EXERCISE REQUIREMENTS: Could you return all of the records exactly, minus their images?
*** Block opens ***
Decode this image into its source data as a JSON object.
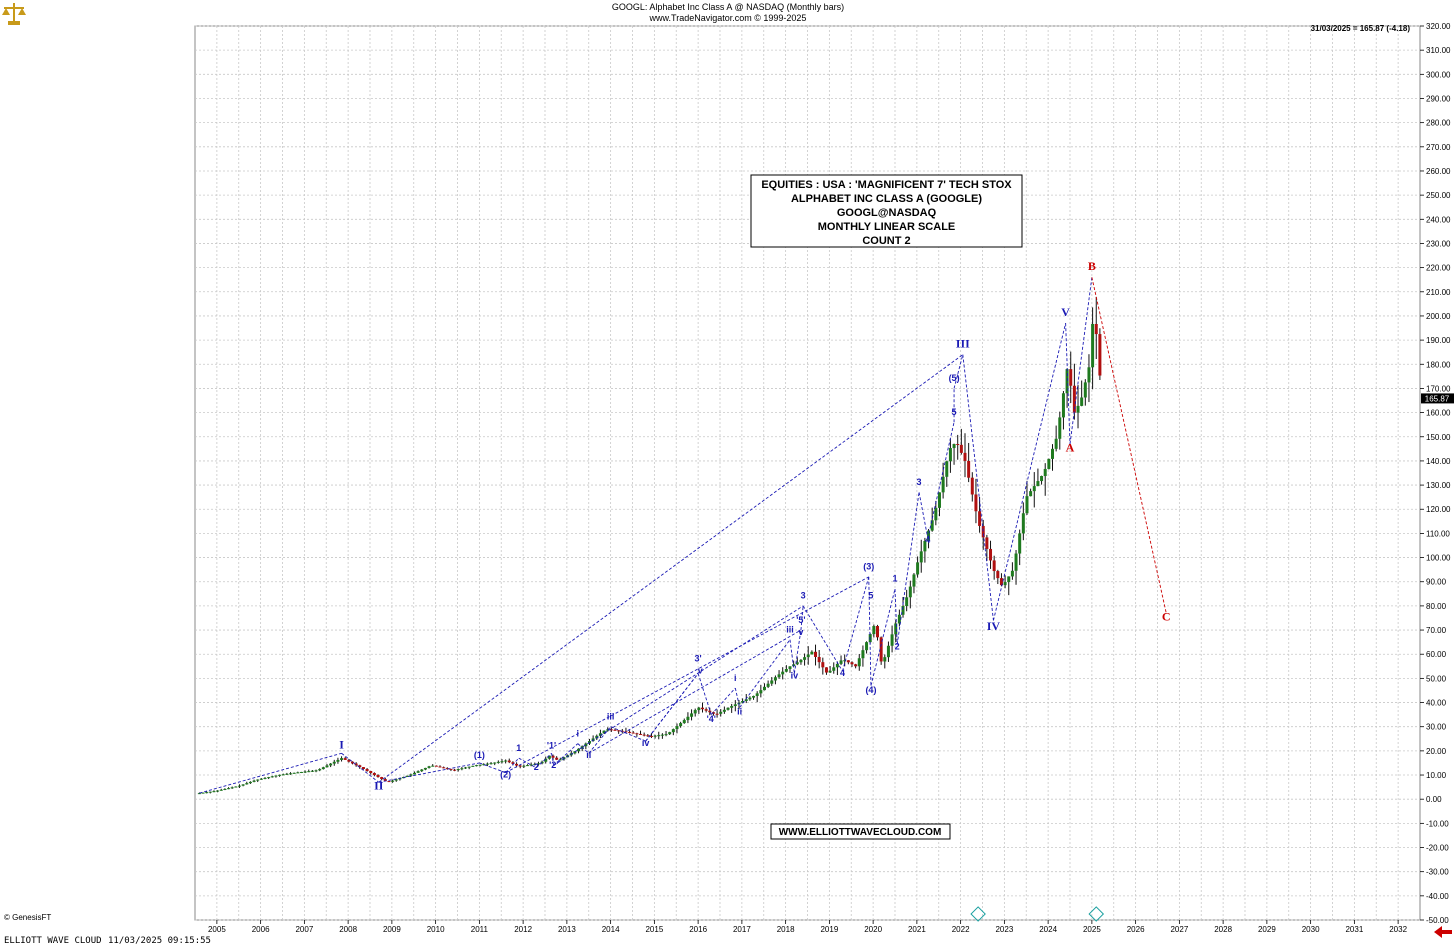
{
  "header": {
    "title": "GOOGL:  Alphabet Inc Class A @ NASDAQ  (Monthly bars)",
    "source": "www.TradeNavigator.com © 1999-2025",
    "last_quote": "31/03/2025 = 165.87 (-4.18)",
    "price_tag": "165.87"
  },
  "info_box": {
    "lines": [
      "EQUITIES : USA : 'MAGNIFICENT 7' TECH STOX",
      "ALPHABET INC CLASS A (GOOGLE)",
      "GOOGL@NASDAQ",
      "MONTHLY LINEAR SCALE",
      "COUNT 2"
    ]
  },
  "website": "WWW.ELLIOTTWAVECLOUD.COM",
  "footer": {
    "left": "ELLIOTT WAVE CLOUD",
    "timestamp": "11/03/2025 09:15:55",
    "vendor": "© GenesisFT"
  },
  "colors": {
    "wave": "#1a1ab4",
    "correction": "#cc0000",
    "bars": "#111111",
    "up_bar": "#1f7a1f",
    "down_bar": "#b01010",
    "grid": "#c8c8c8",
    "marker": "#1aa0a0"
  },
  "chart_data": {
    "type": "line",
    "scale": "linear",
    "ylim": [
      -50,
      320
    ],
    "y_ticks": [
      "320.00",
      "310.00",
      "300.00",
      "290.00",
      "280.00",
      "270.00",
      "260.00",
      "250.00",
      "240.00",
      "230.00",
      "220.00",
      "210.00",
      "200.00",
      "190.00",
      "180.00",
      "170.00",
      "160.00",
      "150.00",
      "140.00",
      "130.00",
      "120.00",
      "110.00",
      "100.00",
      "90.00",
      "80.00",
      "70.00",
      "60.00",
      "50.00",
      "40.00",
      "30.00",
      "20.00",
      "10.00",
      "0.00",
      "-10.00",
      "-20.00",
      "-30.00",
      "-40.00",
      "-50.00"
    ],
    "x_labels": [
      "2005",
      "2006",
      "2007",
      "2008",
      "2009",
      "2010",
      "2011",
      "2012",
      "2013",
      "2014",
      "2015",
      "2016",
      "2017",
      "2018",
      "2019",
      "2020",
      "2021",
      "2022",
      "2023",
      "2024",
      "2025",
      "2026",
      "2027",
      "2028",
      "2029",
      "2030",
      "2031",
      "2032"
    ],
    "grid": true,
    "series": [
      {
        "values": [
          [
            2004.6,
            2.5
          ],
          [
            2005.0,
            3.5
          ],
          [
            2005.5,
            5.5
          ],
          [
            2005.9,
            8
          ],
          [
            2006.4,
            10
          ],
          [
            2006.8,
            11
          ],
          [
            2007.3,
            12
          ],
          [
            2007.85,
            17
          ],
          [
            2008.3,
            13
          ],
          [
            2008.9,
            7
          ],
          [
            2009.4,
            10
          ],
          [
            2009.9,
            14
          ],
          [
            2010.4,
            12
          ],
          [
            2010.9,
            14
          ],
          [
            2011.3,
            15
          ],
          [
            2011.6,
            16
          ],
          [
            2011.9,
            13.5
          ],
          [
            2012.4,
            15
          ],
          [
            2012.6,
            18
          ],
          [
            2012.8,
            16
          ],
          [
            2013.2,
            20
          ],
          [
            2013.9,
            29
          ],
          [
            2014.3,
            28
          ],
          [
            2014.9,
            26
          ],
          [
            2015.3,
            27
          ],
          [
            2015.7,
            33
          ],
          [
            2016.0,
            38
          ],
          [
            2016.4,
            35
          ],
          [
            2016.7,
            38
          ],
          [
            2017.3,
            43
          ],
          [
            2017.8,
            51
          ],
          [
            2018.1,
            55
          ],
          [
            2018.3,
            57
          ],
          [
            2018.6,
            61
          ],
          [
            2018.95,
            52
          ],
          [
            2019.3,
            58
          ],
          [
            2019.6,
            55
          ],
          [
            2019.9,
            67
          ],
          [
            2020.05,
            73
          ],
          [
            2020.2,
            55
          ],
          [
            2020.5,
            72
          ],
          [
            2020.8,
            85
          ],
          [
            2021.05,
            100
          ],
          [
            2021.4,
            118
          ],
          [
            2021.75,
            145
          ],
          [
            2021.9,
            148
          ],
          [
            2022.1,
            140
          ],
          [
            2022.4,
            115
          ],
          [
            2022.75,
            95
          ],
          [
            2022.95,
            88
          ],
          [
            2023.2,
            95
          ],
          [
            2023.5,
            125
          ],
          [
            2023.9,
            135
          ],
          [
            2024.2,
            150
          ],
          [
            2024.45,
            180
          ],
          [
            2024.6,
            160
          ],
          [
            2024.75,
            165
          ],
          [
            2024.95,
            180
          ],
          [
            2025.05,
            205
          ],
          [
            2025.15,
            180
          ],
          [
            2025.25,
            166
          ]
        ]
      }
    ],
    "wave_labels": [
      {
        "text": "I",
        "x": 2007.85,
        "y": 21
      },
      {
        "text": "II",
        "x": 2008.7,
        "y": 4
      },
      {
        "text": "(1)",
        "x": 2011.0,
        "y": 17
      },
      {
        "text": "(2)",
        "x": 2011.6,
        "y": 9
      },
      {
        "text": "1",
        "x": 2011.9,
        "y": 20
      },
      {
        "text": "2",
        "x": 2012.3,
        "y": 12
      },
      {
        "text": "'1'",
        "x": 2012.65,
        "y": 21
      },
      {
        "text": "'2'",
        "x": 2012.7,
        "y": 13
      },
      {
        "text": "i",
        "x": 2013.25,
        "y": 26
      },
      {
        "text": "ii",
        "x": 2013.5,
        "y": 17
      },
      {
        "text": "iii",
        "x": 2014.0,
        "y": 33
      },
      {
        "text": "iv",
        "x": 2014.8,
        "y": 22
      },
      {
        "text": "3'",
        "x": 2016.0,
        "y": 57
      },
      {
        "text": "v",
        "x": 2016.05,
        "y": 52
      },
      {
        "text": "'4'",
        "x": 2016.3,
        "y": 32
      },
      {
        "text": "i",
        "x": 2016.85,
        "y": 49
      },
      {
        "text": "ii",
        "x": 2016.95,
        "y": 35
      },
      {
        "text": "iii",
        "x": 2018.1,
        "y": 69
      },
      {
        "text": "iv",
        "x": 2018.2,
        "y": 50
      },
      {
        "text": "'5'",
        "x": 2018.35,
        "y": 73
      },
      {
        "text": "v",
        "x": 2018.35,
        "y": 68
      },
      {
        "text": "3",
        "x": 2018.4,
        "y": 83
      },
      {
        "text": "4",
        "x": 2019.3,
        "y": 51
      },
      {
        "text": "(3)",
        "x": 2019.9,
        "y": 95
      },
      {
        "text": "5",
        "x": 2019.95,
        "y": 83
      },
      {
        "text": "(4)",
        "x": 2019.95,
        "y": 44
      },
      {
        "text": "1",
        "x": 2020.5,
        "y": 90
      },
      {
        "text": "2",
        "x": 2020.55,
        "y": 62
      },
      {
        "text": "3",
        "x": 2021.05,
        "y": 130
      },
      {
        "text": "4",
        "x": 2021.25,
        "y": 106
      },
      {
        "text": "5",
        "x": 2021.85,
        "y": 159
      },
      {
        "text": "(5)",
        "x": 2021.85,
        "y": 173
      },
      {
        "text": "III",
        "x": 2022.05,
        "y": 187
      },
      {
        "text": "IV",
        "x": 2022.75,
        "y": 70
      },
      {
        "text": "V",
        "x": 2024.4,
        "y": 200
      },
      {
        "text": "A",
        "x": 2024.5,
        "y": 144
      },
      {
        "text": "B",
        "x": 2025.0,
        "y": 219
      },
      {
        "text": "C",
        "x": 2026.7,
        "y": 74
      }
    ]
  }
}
*** Block closes ***
RESPONSE FOR THIS EXERCISE:
Decode this image into its source data as a JSON object.
{
  "header": {
    "title": "GOOGL:  Alphabet Inc Class A @ NASDAQ  (Monthly bars)",
    "source": "www.TradeNavigator.com © 1999-2025",
    "last_quote": "31/03/2025 = 165.87 (-4.18)",
    "price_tag": "165.87"
  },
  "info_box": {
    "lines": [
      "EQUITIES : USA : 'MAGNIFICENT 7' TECH STOX",
      "ALPHABET INC CLASS A (GOOGLE)",
      "GOOGL@NASDAQ",
      "MONTHLY LINEAR SCALE",
      "COUNT 2"
    ]
  },
  "website": "WWW.ELLIOTTWAVECLOUD.COM",
  "footer": {
    "left": "ELLIOTT WAVE CLOUD",
    "timestamp": "11/03/2025 09:15:55",
    "vendor": "© GenesisFT"
  },
  "colors": {
    "wave": "#1a1ab4",
    "correction": "#cc0000",
    "bars": "#111111",
    "up_bar": "#1f7a1f",
    "down_bar": "#b01010",
    "grid": "#c8c8c8",
    "marker": "#1aa0a0"
  },
  "chart_data": {
    "type": "line",
    "scale": "linear",
    "ylim": [
      -50,
      320
    ],
    "y_ticks": [
      "320.00",
      "310.00",
      "300.00",
      "290.00",
      "280.00",
      "270.00",
      "260.00",
      "250.00",
      "240.00",
      "230.00",
      "220.00",
      "210.00",
      "200.00",
      "190.00",
      "180.00",
      "170.00",
      "160.00",
      "150.00",
      "140.00",
      "130.00",
      "120.00",
      "110.00",
      "100.00",
      "90.00",
      "80.00",
      "70.00",
      "60.00",
      "50.00",
      "40.00",
      "30.00",
      "20.00",
      "10.00",
      "0.00",
      "-10.00",
      "-20.00",
      "-30.00",
      "-40.00",
      "-50.00"
    ],
    "x_labels": [
      "2005",
      "2006",
      "2007",
      "2008",
      "2009",
      "2010",
      "2011",
      "2012",
      "2013",
      "2014",
      "2015",
      "2016",
      "2017",
      "2018",
      "2019",
      "2020",
      "2021",
      "2022",
      "2023",
      "2024",
      "2025",
      "2026",
      "2027",
      "2028",
      "2029",
      "2030",
      "2031",
      "2032"
    ],
    "grid": true,
    "series": [
      {
        "values": [
          [
            2004.6,
            2.5
          ],
          [
            2005.0,
            3.5
          ],
          [
            2005.5,
            5.5
          ],
          [
            2005.9,
            8
          ],
          [
            2006.4,
            10
          ],
          [
            2006.8,
            11
          ],
          [
            2007.3,
            12
          ],
          [
            2007.85,
            17
          ],
          [
            2008.3,
            13
          ],
          [
            2008.9,
            7
          ],
          [
            2009.4,
            10
          ],
          [
            2009.9,
            14
          ],
          [
            2010.4,
            12
          ],
          [
            2010.9,
            14
          ],
          [
            2011.3,
            15
          ],
          [
            2011.6,
            16
          ],
          [
            2011.9,
            13.5
          ],
          [
            2012.4,
            15
          ],
          [
            2012.6,
            18
          ],
          [
            2012.8,
            16
          ],
          [
            2013.2,
            20
          ],
          [
            2013.9,
            29
          ],
          [
            2014.3,
            28
          ],
          [
            2014.9,
            26
          ],
          [
            2015.3,
            27
          ],
          [
            2015.7,
            33
          ],
          [
            2016.0,
            38
          ],
          [
            2016.4,
            35
          ],
          [
            2016.7,
            38
          ],
          [
            2017.3,
            43
          ],
          [
            2017.8,
            51
          ],
          [
            2018.1,
            55
          ],
          [
            2018.3,
            57
          ],
          [
            2018.6,
            61
          ],
          [
            2018.95,
            52
          ],
          [
            2019.3,
            58
          ],
          [
            2019.6,
            55
          ],
          [
            2019.9,
            67
          ],
          [
            2020.05,
            73
          ],
          [
            2020.2,
            55
          ],
          [
            2020.5,
            72
          ],
          [
            2020.8,
            85
          ],
          [
            2021.05,
            100
          ],
          [
            2021.4,
            118
          ],
          [
            2021.75,
            145
          ],
          [
            2021.9,
            148
          ],
          [
            2022.1,
            140
          ],
          [
            2022.4,
            115
          ],
          [
            2022.75,
            95
          ],
          [
            2022.95,
            88
          ],
          [
            2023.2,
            95
          ],
          [
            2023.5,
            125
          ],
          [
            2023.9,
            135
          ],
          [
            2024.2,
            150
          ],
          [
            2024.45,
            180
          ],
          [
            2024.6,
            160
          ],
          [
            2024.75,
            165
          ],
          [
            2024.95,
            180
          ],
          [
            2025.05,
            205
          ],
          [
            2025.15,
            180
          ],
          [
            2025.25,
            166
          ]
        ]
      }
    ],
    "wave_labels": [
      {
        "text": "I",
        "x": 2007.85,
        "y": 21
      },
      {
        "text": "II",
        "x": 2008.7,
        "y": 4
      },
      {
        "text": "(1)",
        "x": 2011.0,
        "y": 17
      },
      {
        "text": "(2)",
        "x": 2011.6,
        "y": 9
      },
      {
        "text": "1",
        "x": 2011.9,
        "y": 20
      },
      {
        "text": "2",
        "x": 2012.3,
        "y": 12
      },
      {
        "text": "'1'",
        "x": 2012.65,
        "y": 21
      },
      {
        "text": "'2'",
        "x": 2012.7,
        "y": 13
      },
      {
        "text": "i",
        "x": 2013.25,
        "y": 26
      },
      {
        "text": "ii",
        "x": 2013.5,
        "y": 17
      },
      {
        "text": "iii",
        "x": 2014.0,
        "y": 33
      },
      {
        "text": "iv",
        "x": 2014.8,
        "y": 22
      },
      {
        "text": "3'",
        "x": 2016.0,
        "y": 57
      },
      {
        "text": "v",
        "x": 2016.05,
        "y": 52
      },
      {
        "text": "'4'",
        "x": 2016.3,
        "y": 32
      },
      {
        "text": "i",
        "x": 2016.85,
        "y": 49
      },
      {
        "text": "ii",
        "x": 2016.95,
        "y": 35
      },
      {
        "text": "iii",
        "x": 2018.1,
        "y": 69
      },
      {
        "text": "iv",
        "x": 2018.2,
        "y": 50
      },
      {
        "text": "'5'",
        "x": 2018.35,
        "y": 73
      },
      {
        "text": "v",
        "x": 2018.35,
        "y": 68
      },
      {
        "text": "3",
        "x": 2018.4,
        "y": 83
      },
      {
        "text": "4",
        "x": 2019.3,
        "y": 51
      },
      {
        "text": "(3)",
        "x": 2019.9,
        "y": 95
      },
      {
        "text": "5",
        "x": 2019.95,
        "y": 83
      },
      {
        "text": "(4)",
        "x": 2019.95,
        "y": 44
      },
      {
        "text": "1",
        "x": 2020.5,
        "y": 90
      },
      {
        "text": "2",
        "x": 2020.55,
        "y": 62
      },
      {
        "text": "3",
        "x": 2021.05,
        "y": 130
      },
      {
        "text": "4",
        "x": 2021.25,
        "y": 106
      },
      {
        "text": "5",
        "x": 2021.85,
        "y": 159
      },
      {
        "text": "(5)",
        "x": 2021.85,
        "y": 173
      },
      {
        "text": "III",
        "x": 2022.05,
        "y": 187
      },
      {
        "text": "IV",
        "x": 2022.75,
        "y": 70
      },
      {
        "text": "V",
        "x": 2024.4,
        "y": 200
      },
      {
        "text": "A",
        "x": 2024.5,
        "y": 144
      },
      {
        "text": "B",
        "x": 2025.0,
        "y": 219
      },
      {
        "text": "C",
        "x": 2026.7,
        "y": 74
      }
    ]
  }
}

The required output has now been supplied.